Tasks for this exercise –
**1.** In the septic shock study excerpt, list each component of the buffer used to dilute the platelet pellet, with its concentration.
**2.** Write the next part of the septic shock study text, picking up after its last sentence.

### Document extract

Mitochondrial Biochemistry (Platelets and Skeletal Muscle)

Platelet pellet was diluted in buffer (KCl 120 mmol/l, HEPES 20 mmol/l, MgCl2 5 mmol/l and EGTA 1 mmol/l; pH 7.2) (300–400 µl), sonicated (two cycles at 60 W for 10 sec) and centrifuged (750 g for 10 min) at 4°C. Skeletal muscle was diluted in the same buffer (1∶10), homogenized (three cycles at 350 g for 1 min) and centrifuged as above. Activities of nicotinamide adenine dinucleotide dehydrogenase (NADH) (subunit of complex I), NADH-ubiquinone 1 reductase (complex I), NADH-cytochrome c reductase (complex I+III), succinate dehydrogenase (SDH) (subunit of complex II), SDH-cytochrome c reductase (complex II+III) and cytochrome c oxidase (complex IV), main components of the mitochondrial respiratory chain, were measured on supernatants with spectrophotometry at 30°C [19]. Results are expressed relative to citrate synthase activity, a marker of mitochondrial density [6]–[9], [11], [15], [16].

Histology and Histochemistry (Skeletal Muscle Only)

Biopsies were evaluated according to standard protocols [10], [20]. Inflammation was evaluated based on general examination, acid phosphatase staining, surface membrane binding of antibodies against human-leukocyte-antigen (HLA) class I and deposition of membrane attack complex (MAC). Glycogen was stained with Periodic-Acid-Schiff (PAS) method. Complex IV activity was judged abnormal if the proportion of negative fibres at double (complex IV and SDH)-labelling was ≥5‰. Defects were graded as minor (5–19‰), mild (20–39‰) or moderate (≥40‰).

Electron Microscopy (Skeletal Muscle Only)

Three random biopsies of patients with septic shock (including one non-survivor) were post-fixed in 1% osmium tetroxide and embedded in Epon. Ultra-thin sections were counterstained with uranyl acetate and lead citrate. Mitochondrial ultrastructure was assessed with ZEISS EM-109.

Statistical Analysis

Data collected from same patients on day one and seven were analyzed independently. Results are presented as means (±SD) or medians (IQR). Analysis was performed using Student’s t or Wilcoxon rank sum tests, one-way analysis of variance (ANOVA) or ANOVA on ranks (Holm-Sidak or Dunn’s method for post-hoc multiple comparisons). Strength of association between variables (r2) was assessed with Pearson product moment test. Proportions were compared using Fisher’s exact test. p<0.05 indicated statistical significance (SigmaPlot 11.0, Jandel Scientific Software; San Jose, CA, USA).

Results

Thirty patients with septic shock were studied on day one (Table 1). They were older (68±12 vs. 54±12 years of age; p = 0.020) but similar for sex (17 males and 13 females vs. 6 males and 4 females; p = 1.000) to controls. Twenty patients were studied again on day seven.

######
### Data for analysis

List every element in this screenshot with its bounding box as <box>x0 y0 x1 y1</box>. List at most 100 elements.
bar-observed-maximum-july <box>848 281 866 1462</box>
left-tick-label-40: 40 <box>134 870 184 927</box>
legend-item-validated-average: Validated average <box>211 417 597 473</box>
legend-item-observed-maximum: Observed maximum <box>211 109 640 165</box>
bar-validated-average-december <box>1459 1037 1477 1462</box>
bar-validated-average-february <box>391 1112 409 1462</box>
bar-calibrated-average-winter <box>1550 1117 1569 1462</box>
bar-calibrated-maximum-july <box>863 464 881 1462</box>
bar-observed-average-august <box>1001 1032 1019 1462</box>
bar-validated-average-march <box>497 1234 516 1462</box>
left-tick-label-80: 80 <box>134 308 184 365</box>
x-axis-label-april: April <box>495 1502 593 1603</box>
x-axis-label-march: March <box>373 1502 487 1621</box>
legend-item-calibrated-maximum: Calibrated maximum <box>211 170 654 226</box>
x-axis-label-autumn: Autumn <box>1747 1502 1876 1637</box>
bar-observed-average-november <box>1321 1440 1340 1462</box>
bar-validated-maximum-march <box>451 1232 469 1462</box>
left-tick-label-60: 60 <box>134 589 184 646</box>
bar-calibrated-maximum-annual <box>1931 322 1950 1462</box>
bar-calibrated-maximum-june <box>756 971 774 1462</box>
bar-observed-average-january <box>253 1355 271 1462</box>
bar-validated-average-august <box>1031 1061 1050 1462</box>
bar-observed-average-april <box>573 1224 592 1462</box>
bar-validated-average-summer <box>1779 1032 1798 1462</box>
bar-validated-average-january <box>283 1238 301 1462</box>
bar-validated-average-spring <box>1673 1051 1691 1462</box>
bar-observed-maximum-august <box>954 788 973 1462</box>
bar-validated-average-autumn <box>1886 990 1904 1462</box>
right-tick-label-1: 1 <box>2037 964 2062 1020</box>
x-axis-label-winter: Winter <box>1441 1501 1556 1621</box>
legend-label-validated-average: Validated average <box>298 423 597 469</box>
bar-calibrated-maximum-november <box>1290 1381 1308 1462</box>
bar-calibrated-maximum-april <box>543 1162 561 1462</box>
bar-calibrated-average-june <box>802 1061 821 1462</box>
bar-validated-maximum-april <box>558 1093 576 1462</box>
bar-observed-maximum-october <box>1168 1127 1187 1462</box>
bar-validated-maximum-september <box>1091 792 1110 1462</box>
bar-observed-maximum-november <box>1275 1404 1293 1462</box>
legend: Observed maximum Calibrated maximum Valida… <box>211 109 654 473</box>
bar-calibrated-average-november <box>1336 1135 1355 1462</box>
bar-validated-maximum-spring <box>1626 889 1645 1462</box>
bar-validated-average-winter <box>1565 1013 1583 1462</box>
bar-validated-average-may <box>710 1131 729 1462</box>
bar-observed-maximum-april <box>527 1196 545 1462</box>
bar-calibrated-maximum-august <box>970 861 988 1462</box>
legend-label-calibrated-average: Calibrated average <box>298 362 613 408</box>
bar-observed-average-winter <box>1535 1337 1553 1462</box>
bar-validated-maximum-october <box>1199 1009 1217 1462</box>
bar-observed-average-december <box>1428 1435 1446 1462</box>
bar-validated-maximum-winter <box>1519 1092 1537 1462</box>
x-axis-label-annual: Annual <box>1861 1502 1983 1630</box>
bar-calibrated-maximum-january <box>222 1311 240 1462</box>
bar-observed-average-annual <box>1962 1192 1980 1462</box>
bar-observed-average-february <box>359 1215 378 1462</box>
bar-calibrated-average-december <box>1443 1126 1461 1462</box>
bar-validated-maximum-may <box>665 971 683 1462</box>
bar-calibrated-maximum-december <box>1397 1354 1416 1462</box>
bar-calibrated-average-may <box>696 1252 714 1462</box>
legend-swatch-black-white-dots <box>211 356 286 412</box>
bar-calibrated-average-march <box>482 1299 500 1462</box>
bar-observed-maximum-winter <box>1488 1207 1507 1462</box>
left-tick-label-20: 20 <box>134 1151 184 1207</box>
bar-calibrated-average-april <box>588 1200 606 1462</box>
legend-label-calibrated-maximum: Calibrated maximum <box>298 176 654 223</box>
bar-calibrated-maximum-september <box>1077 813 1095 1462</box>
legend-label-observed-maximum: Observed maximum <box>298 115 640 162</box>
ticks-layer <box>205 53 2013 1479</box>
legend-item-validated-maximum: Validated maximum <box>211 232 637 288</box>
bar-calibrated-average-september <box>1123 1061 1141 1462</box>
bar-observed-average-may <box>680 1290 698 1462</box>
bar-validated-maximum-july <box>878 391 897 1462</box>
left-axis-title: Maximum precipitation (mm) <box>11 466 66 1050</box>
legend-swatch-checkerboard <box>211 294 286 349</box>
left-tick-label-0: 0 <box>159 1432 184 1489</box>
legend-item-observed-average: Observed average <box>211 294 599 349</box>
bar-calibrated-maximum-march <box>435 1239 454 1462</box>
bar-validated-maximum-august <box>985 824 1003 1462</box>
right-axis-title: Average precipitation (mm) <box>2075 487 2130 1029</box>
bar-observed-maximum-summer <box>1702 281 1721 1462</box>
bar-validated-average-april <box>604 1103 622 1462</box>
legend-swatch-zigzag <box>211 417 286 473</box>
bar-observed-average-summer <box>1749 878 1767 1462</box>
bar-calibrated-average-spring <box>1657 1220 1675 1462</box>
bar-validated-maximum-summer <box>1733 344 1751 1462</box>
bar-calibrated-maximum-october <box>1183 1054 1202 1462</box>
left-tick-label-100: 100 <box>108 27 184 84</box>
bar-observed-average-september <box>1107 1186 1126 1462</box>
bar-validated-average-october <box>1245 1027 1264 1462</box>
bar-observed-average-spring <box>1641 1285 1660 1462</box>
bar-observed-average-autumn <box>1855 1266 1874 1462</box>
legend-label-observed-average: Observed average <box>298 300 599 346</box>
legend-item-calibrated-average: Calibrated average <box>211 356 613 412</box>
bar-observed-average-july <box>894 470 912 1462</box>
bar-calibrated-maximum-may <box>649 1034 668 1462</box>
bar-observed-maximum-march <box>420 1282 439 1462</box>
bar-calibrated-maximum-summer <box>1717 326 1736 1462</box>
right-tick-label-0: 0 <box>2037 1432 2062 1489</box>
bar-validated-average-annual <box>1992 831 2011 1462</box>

######

Answers to the exercises –
**1.**
- KCl, 120 mmol/l
- HEPES, 20 mmol/l
- MgCl2, 5 mmol/l
- EGTA, 1 mmol/l

**2.**
Table 1

Main characteristics of patients with septic shock at ICU admission.

n	30
Surgical/Medical	21/9
Source of infection
Abdomen	19
Lung	10
Central venous line	1
SAPS II	45 (40–53)
SOFA score
Respiration	3 (3–3)
Coagulation	1 (0–1)
Liver	1 (0–2)
Cardiovascular	4 (4–4)
Central nervous system	0 (0–0)
Renal	1 (0–2)
Total	9 (9–11)
Central (or mixed) venous oxygen saturation (%)	76 (66–79)
Blood lactate (mmol/l)	3 (2–6)
Norepinephrine equivalent dose (µg/min)	15 (12–23)
On mechanical ventilation (n)	29
On renal replacement therapy (n)	3
Days from Hospital to ICU admission	1 (0–5)
Hours from ICU admission to study enrolment	20 (13–22)
Length of stay in ICU (days)	12 (5–18)
Discharged alive from Hospital (n)	25

ICU: intensive care unit. SAPS II: simplified acute physiology score II (referred to the first 24 h from admission). SOFA: sepsis-related organ failure assessment (referred to the first 24 h from admission). Norepinephrine equivalent dose was calculated as norepinephrine (µg/min)+[dopamine (µg/kg/min)÷2]+epinephrine (µg/min)+[phenylephrine (µg/min)÷10] [41]. Central venous oxymetry was monitored in twenty-five patients; mixed venous oxymetry was monitored in five patients. Please note that most of the patients were firstly resuscitated in the Emergency Department and then transferred to the ICU.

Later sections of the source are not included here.